Materials provided:
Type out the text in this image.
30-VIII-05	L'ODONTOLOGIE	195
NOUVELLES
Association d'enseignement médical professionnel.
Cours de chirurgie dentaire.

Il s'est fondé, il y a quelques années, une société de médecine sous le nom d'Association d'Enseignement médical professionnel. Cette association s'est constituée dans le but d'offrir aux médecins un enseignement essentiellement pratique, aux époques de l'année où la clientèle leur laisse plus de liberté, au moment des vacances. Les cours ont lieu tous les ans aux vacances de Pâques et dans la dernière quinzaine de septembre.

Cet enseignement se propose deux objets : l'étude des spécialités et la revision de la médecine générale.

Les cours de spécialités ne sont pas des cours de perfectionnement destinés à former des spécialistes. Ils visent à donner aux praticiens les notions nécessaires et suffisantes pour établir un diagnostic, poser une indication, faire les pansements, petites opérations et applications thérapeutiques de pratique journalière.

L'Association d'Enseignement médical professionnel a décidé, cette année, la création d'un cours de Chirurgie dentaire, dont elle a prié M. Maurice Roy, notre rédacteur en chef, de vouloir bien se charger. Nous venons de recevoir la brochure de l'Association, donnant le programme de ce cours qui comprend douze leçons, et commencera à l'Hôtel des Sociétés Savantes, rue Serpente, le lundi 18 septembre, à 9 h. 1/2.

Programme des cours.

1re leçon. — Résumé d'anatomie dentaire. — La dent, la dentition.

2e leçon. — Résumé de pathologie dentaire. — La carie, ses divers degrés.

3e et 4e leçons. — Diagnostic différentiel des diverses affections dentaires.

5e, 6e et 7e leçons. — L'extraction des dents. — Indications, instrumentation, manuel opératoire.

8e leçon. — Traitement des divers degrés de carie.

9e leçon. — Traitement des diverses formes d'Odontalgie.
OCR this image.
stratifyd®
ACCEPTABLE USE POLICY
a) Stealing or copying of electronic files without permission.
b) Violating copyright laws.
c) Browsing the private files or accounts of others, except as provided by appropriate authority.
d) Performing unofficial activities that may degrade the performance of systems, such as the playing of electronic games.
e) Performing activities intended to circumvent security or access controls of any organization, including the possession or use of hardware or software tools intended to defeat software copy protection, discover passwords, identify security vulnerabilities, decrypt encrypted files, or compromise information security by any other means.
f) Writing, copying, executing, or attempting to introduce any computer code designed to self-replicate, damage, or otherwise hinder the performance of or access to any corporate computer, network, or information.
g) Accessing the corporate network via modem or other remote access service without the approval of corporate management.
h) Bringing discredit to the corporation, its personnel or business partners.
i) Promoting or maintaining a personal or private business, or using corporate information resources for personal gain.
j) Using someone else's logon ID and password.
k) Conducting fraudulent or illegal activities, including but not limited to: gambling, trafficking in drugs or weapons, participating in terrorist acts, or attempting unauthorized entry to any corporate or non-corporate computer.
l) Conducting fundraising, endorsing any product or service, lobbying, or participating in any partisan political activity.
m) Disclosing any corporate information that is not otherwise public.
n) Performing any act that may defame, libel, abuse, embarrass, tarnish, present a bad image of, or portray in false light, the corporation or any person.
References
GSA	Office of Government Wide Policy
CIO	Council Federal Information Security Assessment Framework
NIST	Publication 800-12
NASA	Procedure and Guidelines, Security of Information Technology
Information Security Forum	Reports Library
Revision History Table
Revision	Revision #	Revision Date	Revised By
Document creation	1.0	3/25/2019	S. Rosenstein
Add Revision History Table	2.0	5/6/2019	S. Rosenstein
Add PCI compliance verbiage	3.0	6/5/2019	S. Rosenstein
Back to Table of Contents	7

Aim: Gather up the lines that contain the word "network".

Final result:
f) Writing, copying, executing, or attempting to introduce any computer code designed to self-replicate, damage, or otherwise hinder the performance of or access to any corporate computer, network, or information.
g) Accessing the corporate network via modem or other remote access service without the approval of corporate management.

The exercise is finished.